• INSTRUCCIONES: Edita todas las filas desde la primera hasta la que contiene "328, 1822, 340]", ambas incluidas, sustituyendo "QuickTime movie" por "MPEG-4 movie" y sin cambiar nada más.

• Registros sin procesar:
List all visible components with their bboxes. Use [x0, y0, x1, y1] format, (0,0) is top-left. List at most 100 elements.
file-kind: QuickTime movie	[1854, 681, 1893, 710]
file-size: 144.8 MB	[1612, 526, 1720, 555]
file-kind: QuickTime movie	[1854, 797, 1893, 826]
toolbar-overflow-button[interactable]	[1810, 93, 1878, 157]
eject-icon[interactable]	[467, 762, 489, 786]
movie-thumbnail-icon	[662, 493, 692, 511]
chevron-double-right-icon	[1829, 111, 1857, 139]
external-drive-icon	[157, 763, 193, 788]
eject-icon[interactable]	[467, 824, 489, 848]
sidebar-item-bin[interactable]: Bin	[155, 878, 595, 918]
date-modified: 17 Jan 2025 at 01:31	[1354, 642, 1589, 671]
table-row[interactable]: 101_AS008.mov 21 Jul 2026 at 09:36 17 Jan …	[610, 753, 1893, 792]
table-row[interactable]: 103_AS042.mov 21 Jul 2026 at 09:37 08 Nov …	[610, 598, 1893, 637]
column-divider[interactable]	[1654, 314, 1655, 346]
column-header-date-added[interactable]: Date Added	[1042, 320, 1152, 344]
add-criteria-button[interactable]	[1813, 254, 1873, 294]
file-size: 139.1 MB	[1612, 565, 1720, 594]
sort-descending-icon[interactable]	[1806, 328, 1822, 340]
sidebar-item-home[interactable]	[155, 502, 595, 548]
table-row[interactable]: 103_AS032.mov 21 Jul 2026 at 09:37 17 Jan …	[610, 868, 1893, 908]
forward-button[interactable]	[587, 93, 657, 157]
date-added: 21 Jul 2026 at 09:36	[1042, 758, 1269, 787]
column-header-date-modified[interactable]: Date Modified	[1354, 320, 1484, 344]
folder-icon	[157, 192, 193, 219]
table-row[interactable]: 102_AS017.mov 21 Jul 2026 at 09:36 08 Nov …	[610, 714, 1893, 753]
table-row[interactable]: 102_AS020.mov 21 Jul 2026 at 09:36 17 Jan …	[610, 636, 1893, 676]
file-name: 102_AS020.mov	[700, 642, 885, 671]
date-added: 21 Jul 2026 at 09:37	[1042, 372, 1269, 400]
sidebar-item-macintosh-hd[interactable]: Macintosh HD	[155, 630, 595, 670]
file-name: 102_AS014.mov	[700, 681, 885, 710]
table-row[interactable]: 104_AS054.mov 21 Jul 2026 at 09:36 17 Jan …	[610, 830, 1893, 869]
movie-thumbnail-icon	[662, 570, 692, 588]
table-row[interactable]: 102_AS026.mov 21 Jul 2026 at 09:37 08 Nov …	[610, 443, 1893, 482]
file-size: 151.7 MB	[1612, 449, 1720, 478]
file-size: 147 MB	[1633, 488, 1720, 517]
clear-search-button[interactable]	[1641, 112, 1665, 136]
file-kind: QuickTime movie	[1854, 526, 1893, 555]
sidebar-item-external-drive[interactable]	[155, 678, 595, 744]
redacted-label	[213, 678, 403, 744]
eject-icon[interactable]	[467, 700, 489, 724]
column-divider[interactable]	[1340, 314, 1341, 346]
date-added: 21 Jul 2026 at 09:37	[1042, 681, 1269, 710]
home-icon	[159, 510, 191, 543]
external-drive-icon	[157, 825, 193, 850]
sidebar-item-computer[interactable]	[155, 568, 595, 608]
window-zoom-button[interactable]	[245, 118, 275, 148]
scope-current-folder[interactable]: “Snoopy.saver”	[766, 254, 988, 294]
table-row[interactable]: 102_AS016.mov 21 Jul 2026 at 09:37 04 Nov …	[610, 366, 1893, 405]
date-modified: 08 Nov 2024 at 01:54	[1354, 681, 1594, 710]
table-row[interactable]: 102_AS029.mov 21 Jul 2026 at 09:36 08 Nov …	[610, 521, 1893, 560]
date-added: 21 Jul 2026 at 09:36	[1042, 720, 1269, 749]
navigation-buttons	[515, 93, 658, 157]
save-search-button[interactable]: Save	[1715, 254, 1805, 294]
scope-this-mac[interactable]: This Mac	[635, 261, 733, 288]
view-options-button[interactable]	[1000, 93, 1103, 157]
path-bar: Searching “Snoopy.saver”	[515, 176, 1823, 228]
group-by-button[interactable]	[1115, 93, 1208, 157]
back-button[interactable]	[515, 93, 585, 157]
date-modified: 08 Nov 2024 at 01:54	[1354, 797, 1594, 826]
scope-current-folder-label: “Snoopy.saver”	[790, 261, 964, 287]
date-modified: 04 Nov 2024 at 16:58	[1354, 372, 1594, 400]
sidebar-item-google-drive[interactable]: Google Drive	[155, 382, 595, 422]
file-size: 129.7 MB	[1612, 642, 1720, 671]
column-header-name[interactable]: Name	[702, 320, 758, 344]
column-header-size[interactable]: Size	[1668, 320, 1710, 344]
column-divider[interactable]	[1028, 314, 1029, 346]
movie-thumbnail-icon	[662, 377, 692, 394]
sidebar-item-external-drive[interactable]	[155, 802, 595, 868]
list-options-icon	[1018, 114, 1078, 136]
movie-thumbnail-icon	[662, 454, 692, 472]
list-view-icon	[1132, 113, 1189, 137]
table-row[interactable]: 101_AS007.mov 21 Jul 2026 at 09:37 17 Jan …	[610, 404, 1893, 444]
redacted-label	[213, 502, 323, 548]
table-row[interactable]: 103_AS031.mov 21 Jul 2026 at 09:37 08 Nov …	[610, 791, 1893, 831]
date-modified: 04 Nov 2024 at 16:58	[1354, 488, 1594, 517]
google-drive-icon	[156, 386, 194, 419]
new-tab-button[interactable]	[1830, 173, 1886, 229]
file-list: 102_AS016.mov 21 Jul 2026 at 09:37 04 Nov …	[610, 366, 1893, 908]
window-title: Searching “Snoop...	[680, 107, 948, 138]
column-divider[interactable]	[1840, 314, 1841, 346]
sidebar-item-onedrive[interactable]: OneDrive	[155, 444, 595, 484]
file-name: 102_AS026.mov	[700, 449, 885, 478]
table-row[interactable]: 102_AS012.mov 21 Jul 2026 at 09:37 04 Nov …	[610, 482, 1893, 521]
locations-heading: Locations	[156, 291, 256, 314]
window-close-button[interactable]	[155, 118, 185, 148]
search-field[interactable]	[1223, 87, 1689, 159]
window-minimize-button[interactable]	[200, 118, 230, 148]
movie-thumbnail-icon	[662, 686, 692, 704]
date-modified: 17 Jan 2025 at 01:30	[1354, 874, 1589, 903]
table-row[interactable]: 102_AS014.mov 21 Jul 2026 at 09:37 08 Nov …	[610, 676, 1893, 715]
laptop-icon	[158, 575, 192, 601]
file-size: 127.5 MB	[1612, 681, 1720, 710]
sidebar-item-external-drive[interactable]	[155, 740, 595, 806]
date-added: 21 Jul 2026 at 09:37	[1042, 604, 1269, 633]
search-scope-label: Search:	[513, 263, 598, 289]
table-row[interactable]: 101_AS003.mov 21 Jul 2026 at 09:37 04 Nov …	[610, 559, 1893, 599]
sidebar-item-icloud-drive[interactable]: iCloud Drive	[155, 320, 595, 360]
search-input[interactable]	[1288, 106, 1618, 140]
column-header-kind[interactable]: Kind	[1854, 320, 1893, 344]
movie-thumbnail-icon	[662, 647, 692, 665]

• RESULTADO:
List all visible components with their bboxes. Use [x0, y0, x1, y1] format, (0,0) is top-left. List at most 100 elements.
file-kind: MPEG-4 movie	[1854, 681, 1893, 710]
file-size: 144.8 MB	[1612, 526, 1720, 555]
file-kind: MPEG-4 movie	[1854, 797, 1893, 826]
toolbar-overflow-button[interactable]	[1810, 93, 1878, 157]
eject-icon[interactable]	[467, 762, 489, 786]
movie-thumbnail-icon	[662, 493, 692, 511]
chevron-double-right-icon	[1829, 111, 1857, 139]
external-drive-icon	[157, 763, 193, 788]
eject-icon[interactable]	[467, 824, 489, 848]
sidebar-item-bin[interactable]: Bin	[155, 878, 595, 918]
date-modified: 17 Jan 2025 at 01:31	[1354, 642, 1589, 671]
table-row[interactable]: 101_AS008.mov 21 Jul 2026 at 09:36 17 Jan …	[610, 753, 1893, 792]
table-row[interactable]: 103_AS042.mov 21 Jul 2026 at 09:37 08 Nov …	[610, 598, 1893, 637]
column-divider[interactable]	[1654, 314, 1655, 346]
column-header-date-added[interactable]: Date Added	[1042, 320, 1152, 344]
add-criteria-button[interactable]	[1813, 254, 1873, 294]
file-size: 139.1 MB	[1612, 565, 1720, 594]
sort-descending-icon[interactable]	[1806, 328, 1822, 340]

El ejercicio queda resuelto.